Extract, from the records beneath this instruction, each line that contains the word "Jean".

>>>

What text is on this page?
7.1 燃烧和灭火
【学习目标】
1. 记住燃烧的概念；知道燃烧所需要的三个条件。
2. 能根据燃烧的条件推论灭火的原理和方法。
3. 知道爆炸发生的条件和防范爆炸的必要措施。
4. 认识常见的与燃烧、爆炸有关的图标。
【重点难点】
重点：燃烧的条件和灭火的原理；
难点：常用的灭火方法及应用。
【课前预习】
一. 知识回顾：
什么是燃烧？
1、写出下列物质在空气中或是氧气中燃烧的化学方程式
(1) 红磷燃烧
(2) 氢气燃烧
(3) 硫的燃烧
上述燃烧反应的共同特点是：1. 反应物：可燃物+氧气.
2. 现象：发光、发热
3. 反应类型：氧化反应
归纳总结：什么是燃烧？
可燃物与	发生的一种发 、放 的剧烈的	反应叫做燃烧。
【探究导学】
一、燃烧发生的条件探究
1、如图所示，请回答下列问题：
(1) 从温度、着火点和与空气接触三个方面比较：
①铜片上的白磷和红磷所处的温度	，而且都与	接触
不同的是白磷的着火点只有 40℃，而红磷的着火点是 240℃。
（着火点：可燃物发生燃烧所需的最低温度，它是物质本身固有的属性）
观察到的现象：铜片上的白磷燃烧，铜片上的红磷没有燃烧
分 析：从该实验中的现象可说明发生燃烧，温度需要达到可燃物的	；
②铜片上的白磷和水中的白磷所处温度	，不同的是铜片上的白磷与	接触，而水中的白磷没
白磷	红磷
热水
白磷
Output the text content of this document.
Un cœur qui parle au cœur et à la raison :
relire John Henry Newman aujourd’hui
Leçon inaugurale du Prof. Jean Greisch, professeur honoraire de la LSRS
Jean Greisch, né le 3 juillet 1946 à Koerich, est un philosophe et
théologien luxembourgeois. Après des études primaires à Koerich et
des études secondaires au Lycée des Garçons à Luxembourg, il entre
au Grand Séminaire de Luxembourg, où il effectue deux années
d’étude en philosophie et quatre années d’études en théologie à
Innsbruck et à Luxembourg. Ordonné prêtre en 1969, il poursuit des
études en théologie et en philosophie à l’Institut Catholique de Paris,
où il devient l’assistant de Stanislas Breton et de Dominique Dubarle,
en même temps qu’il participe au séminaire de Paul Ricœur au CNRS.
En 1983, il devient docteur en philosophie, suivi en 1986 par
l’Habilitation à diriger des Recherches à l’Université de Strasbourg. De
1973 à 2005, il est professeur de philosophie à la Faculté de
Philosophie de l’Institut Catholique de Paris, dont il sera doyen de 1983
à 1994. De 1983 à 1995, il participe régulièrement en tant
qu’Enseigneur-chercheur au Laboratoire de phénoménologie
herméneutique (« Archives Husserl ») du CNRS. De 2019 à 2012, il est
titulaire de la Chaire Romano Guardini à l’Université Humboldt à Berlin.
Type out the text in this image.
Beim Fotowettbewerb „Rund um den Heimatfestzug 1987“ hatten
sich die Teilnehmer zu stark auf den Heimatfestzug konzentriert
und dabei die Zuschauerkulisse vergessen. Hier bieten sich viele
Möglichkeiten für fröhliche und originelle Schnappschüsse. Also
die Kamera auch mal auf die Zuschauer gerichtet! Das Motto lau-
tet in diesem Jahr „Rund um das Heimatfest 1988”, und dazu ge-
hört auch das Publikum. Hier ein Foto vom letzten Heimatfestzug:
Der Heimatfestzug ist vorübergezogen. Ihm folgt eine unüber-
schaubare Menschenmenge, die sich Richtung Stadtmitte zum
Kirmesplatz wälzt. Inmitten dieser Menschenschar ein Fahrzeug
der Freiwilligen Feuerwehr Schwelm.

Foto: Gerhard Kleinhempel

<<<

**RESPONSE:**
Leçon inaugurale du Prof. Jean Greisch, professeur honoraire de la LSRS
Jean Greisch, né le 3 juillet 1946 à Koerich, est un philosophe et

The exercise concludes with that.